---------- Records shown ----------

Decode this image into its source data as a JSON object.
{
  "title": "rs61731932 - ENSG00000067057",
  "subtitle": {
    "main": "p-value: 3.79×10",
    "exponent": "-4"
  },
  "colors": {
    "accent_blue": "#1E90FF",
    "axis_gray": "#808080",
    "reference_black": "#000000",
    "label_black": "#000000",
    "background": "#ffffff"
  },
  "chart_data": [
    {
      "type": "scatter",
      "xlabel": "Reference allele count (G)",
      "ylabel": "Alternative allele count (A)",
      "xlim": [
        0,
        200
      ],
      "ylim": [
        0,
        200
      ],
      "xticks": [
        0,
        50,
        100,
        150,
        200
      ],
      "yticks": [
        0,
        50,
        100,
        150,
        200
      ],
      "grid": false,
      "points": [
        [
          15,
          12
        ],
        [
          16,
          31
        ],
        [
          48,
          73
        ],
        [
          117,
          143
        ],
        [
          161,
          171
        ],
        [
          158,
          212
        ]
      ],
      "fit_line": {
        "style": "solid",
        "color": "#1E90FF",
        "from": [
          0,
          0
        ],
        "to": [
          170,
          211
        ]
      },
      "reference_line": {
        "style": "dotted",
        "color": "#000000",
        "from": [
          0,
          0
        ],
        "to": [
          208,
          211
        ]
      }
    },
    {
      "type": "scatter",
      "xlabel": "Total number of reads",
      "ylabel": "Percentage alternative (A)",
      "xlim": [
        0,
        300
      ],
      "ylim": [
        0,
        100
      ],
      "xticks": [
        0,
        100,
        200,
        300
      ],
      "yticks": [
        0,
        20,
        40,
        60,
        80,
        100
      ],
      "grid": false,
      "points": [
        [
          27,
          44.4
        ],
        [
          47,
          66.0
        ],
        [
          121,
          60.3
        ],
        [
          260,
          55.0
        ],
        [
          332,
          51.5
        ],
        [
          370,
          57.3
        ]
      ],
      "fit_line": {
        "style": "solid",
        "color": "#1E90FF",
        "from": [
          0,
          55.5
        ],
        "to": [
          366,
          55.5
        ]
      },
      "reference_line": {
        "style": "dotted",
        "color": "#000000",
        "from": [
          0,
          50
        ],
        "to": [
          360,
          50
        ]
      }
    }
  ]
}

----------

▸ **Exercise aim**: Copy out all of the records shown above exactly.

▸ **Task response**:
Decode this image into its source data as a JSON object.
{
  "title": "rs61731932 - ENSG00000067057",
  "subtitle": {
    "main": "p-value: 3.79×10",
    "exponent": "-4"
  },
  "colors": {
    "accent_blue": "#1E90FF",
    "axis_gray": "#808080",
    "reference_black": "#000000",
    "label_black": "#000000",
    "background": "#ffffff"
  },
  "chart_data": [
    {
      "type": "scatter",
      "xlabel": "Reference allele count (G)",
      "ylabel": "Alternative allele count (A)",
      "xlim": [
        0,
        200
      ],
      "ylim": [
        0,
        200
      ],
      "xticks": [
        0,
        50,
        100,
        150,
        200
      ],
      "yticks": [
        0,
        50,
        100,
        150,
        200
      ],
      "grid": false,
      "points": [
        [
          15,
          12
        ],
        [
          16,
          31
        ],
        [
          48,
          73
        ],
        [
          117,
          143
        ],
        [
          161,
          171
        ],
        [
          158,
          212
        ]
      ],
      "fit_line": {
        "style": "solid",
        "color": "#1E90FF",
        "from": [
          0,
          0
        ],
        "to": [
          170,
          211
        ]
      },
      "reference_line": {
        "style": "dotted",
        "color": "#000000",
        "from": [
          0,
          0
        ],
        "to": [
          208,
          211
        ]
      }
    },
    {
      "type": "scatter",
      "xlabel": "Total number of reads",
      "ylabel": "Percentage alternative (A)",
      "xlim": [
        0,
        300
      ],
      "ylim": [
        0,
        100
      ],
      "xticks": [
        0,
        100,
        200,
        300
      ],
      "yticks": [
        0,
        20,
        40,
        60,
        80,
        100
      ],
      "grid": false,
      "points": [
        [
          27,
          44.4
        ],
        [
          47,
          66.0
        ],
        [
          121,
          60.3
        ],
        [
          260,
          55.0
        ],
        [
          332,
          51.5
        ],
        [
          370,
          57.3
        ]
      ],
      "fit_line": {
        "style": "solid",
        "color": "#1E90FF",
        "from": [
          0,
          55.5
        ],
        "to": [
          366,
          55.5
        ]
      },
      "reference_line": {
        "style": "dotted",
        "color": "#000000",
        "from": [
          0,
          50
        ],
        "to": [
          360,
          50
        ]
      }
    }
  ]
}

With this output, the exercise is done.